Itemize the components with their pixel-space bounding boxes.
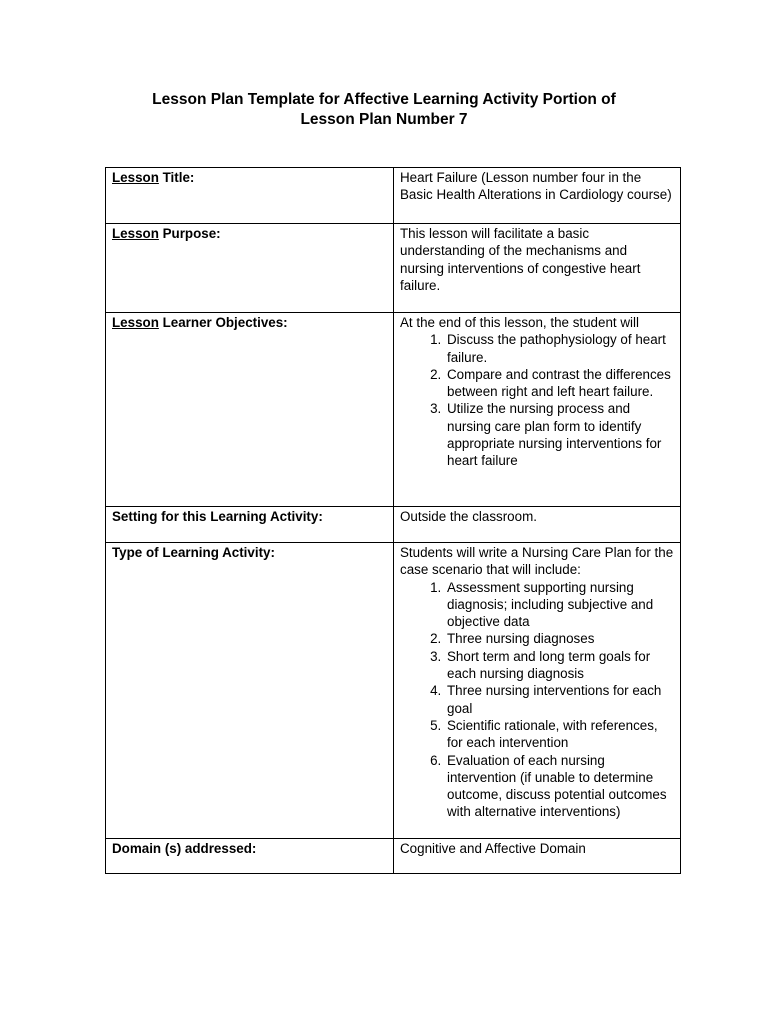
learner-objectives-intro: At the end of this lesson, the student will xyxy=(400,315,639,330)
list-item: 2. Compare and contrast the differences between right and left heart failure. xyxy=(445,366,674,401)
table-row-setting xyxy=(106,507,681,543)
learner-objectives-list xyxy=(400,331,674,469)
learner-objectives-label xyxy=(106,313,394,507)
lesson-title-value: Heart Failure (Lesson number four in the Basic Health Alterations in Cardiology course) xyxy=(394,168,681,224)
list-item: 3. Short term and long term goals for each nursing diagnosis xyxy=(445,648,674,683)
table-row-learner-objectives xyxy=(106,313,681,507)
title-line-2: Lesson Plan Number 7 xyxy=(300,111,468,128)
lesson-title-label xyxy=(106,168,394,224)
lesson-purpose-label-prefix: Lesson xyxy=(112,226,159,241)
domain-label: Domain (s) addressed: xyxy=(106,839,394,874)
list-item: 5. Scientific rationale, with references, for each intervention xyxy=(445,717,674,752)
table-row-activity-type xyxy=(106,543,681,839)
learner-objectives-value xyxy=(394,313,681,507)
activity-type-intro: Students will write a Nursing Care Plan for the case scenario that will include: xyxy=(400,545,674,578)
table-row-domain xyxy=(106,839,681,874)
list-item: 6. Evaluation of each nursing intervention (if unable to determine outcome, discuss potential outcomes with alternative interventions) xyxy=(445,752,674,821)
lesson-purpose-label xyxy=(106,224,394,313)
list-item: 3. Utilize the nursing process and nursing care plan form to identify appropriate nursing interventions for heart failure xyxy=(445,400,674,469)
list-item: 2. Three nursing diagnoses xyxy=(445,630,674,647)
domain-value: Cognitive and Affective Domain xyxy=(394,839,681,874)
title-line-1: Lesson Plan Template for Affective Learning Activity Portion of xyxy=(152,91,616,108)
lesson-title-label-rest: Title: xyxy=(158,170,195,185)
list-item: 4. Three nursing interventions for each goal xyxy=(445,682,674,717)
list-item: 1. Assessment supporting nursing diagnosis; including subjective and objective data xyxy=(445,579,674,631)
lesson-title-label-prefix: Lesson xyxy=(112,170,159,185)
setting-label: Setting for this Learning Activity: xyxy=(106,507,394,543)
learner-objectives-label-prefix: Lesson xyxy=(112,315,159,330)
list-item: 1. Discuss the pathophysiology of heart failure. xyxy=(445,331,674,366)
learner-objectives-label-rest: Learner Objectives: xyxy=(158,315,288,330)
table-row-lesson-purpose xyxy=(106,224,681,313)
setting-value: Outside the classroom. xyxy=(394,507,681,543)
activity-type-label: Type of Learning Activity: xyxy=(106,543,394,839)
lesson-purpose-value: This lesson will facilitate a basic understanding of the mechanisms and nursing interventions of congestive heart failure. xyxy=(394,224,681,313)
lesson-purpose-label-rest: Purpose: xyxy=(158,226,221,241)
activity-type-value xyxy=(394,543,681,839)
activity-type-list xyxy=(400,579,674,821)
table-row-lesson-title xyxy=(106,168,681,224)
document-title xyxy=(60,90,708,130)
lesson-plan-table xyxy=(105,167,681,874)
■ ■ ■ ■ ■
### EXERCISE BRIEF
Please copy out the material above without changes, everything from the line containing "learner-objectives-intro: At the" down to the line containing "lesson-purpose-label xyxy=(106,224,394,313)", both of those lines included.

### OUTPUT OF THE EXERCISE
learner-objectives-intro: At the end of this lesson, the student will xyxy=(400,315,639,330)
list-item: 2. Compare and contrast the differences between right and left heart failure. xyxy=(445,366,674,401)
table-row-setting xyxy=(106,507,681,543)
learner-objectives-list xyxy=(400,331,674,469)
learner-objectives-label xyxy=(106,313,394,507)
lesson-title-value: Heart Failure (Lesson number four in the Basic Health Alterations in Cardiology course) xyxy=(394,168,681,224)
list-item: 3. Short term and long term goals for each nursing diagnosis xyxy=(445,648,674,683)
table-row-learner-objectives xyxy=(106,313,681,507)
title-line-2: Lesson Plan Number 7 xyxy=(300,111,468,128)
lesson-title-label xyxy=(106,168,394,224)
lesson-purpose-label-prefix: Lesson xyxy=(112,226,159,241)
domain-label: Domain (s) addressed: xyxy=(106,839,394,874)
list-item: 5. Scientific rationale, with references, for each intervention xyxy=(445,717,674,752)
table-row-activity-type xyxy=(106,543,681,839)
learner-objectives-value xyxy=(394,313,681,507)
activity-type-intro: Students will write a Nursing Care Plan for the case scenario that will include: xyxy=(400,545,674,578)
table-row-domain xyxy=(106,839,681,874)
list-item: 6. Evaluation of each nursing intervention (if unable to determine outcome, discuss potential outcomes with alternative interventions) xyxy=(445,752,674,821)
lesson-purpose-label xyxy=(106,224,394,313)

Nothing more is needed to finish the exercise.